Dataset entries

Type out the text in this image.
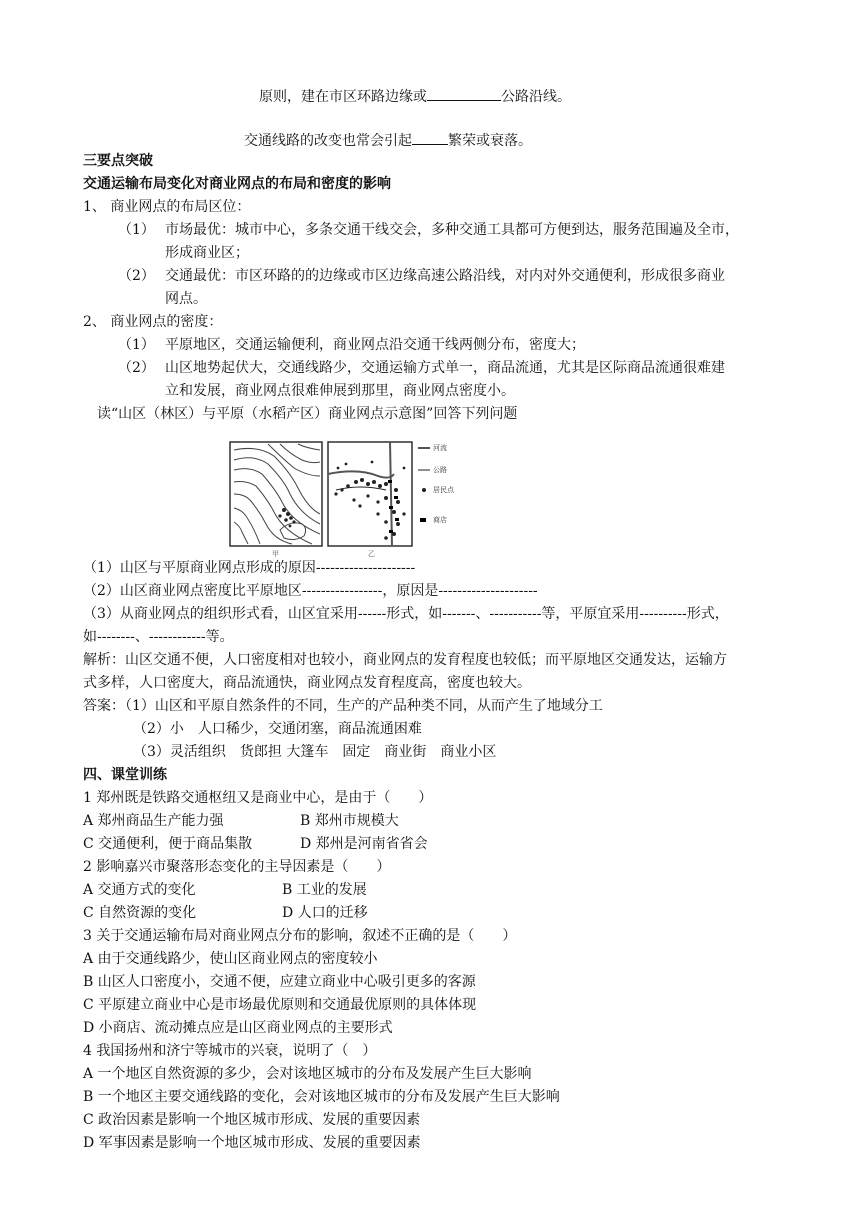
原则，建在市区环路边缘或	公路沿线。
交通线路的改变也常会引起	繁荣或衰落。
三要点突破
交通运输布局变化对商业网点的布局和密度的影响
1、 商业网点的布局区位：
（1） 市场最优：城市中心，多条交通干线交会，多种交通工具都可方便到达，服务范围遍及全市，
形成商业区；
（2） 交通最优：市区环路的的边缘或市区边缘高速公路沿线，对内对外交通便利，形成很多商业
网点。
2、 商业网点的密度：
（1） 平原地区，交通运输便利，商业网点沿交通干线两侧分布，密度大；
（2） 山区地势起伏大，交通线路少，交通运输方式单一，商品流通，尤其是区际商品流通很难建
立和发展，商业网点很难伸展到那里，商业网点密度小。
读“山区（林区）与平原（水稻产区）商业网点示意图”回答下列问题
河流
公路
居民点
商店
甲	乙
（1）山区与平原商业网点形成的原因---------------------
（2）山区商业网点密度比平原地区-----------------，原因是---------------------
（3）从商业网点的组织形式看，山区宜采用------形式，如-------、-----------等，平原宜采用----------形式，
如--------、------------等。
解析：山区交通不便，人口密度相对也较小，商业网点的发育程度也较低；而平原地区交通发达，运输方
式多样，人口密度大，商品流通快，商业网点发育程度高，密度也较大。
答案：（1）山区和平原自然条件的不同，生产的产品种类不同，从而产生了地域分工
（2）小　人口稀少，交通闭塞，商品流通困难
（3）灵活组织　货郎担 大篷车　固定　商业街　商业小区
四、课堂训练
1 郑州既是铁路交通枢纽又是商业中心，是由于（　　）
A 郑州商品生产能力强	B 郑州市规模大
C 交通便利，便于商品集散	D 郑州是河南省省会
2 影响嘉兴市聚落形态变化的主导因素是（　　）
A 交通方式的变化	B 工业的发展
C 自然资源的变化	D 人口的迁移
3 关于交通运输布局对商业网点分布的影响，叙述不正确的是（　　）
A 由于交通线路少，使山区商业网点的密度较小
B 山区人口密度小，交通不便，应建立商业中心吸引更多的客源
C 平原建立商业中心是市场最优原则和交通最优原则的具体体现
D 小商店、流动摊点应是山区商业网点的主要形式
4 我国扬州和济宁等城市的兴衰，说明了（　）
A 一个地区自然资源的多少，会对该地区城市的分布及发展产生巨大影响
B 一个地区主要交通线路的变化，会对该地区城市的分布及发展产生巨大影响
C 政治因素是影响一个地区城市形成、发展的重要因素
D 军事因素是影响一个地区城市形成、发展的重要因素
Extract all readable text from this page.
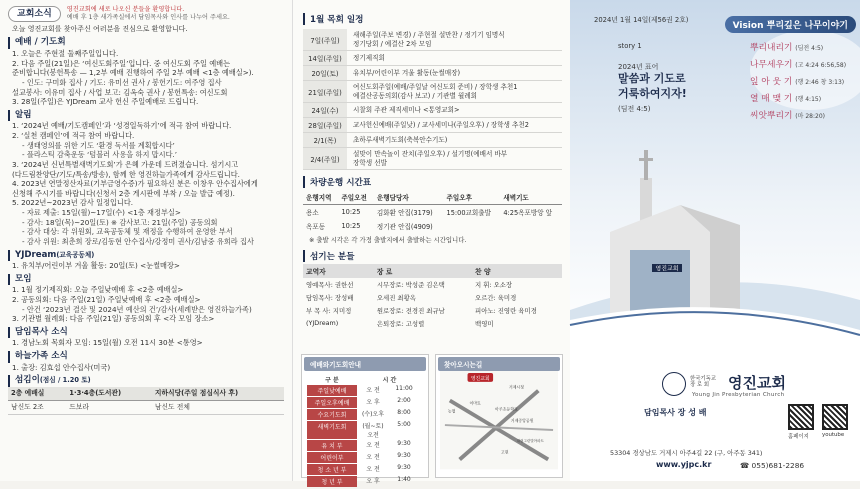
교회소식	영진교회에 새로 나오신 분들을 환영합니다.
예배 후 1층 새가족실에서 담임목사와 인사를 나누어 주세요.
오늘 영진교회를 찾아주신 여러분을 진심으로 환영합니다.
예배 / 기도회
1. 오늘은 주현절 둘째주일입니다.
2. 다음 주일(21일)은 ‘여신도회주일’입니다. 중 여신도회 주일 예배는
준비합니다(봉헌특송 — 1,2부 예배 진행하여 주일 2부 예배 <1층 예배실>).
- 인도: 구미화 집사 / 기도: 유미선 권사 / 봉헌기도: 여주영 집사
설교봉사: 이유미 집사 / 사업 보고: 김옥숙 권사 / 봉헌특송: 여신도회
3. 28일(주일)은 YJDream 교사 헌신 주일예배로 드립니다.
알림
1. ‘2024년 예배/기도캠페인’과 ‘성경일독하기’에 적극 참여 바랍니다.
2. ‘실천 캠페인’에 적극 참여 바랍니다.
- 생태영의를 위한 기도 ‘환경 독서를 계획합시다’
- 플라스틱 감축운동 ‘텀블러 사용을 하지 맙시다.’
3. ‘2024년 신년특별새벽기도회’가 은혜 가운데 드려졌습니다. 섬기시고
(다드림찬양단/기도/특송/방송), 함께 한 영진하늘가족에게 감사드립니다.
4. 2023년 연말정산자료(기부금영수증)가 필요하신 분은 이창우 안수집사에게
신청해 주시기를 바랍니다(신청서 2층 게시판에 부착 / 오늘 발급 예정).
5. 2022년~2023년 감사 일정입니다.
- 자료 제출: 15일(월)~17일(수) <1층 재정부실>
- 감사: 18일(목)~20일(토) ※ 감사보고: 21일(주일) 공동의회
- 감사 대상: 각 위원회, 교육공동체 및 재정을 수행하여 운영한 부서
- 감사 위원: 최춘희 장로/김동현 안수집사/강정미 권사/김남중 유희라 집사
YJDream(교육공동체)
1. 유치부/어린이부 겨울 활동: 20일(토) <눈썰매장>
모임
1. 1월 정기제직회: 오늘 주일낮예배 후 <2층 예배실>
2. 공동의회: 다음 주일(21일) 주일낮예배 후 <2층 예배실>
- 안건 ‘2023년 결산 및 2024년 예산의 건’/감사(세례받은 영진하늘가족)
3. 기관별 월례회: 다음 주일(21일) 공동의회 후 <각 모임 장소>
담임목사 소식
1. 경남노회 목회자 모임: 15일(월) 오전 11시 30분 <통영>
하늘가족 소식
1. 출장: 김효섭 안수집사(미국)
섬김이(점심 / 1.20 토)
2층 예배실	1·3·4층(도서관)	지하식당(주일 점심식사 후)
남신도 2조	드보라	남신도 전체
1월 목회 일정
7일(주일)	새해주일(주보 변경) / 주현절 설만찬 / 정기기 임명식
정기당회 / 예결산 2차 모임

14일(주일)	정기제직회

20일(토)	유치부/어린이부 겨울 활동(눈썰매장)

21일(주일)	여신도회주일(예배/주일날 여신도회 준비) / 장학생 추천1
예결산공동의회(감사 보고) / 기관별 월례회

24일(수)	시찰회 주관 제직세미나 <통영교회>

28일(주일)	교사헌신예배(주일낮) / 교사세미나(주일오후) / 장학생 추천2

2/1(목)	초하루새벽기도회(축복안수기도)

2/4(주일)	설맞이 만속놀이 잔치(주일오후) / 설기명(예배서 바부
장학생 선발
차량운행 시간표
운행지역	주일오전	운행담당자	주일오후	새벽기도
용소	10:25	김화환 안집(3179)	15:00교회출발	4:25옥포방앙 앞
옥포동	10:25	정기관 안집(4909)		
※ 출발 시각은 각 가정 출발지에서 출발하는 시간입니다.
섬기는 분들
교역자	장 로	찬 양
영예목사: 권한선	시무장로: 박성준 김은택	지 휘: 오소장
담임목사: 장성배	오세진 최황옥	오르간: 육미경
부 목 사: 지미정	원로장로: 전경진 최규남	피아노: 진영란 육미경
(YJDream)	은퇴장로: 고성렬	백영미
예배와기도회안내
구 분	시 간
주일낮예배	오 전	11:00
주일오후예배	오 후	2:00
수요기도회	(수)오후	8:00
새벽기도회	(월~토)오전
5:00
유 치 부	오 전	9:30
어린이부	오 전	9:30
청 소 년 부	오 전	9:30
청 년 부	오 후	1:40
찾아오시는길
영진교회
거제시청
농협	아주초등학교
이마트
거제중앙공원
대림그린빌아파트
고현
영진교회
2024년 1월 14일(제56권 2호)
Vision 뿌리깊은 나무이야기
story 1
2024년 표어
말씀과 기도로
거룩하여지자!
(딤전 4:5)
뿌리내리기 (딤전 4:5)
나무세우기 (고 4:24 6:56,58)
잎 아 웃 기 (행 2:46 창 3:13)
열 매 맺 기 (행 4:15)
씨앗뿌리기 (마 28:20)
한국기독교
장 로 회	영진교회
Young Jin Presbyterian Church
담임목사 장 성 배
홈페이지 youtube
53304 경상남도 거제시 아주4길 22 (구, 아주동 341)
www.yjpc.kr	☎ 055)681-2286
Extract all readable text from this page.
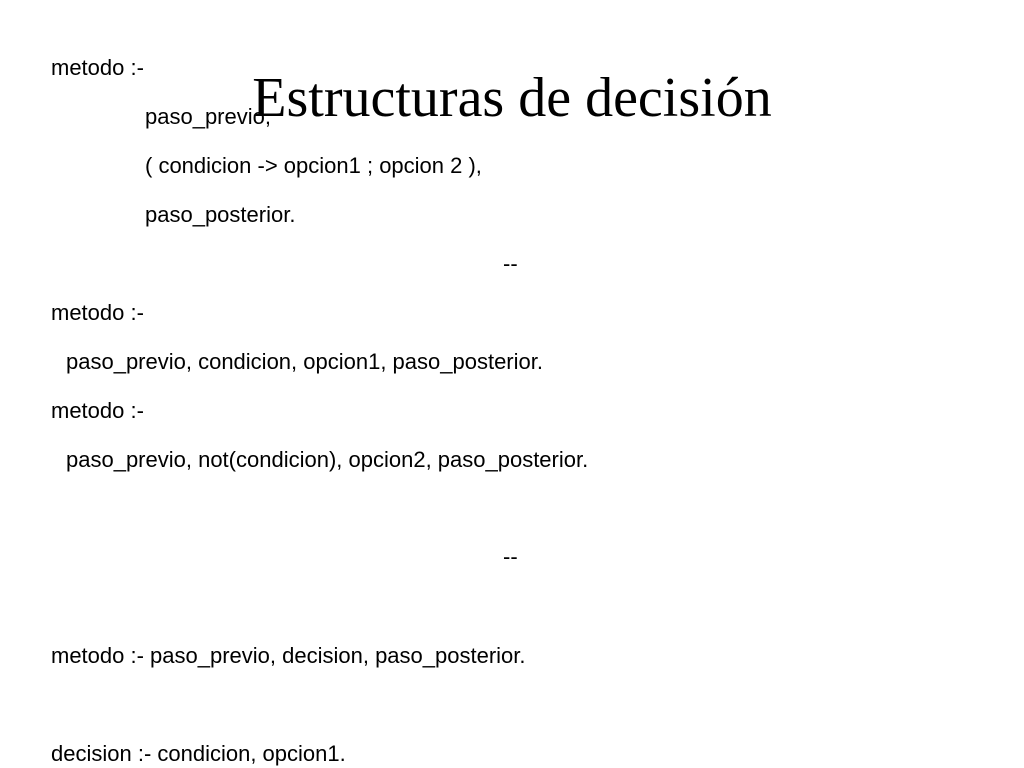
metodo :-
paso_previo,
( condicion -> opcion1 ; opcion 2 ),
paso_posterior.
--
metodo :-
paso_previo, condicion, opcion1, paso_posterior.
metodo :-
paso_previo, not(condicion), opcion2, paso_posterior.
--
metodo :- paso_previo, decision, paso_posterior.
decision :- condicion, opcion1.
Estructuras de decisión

- **AIM**
Using the records above, copy each line that contains "会对该地区城市的分布及发展产生巨大影响".

- **TASK RESPONSE**
A 一个地区自然资源的多少，会对该地区城市的分布及发展产生巨大影响
B 一个地区主要交通线路的变化，会对该地区城市的分布及发展产生巨大影响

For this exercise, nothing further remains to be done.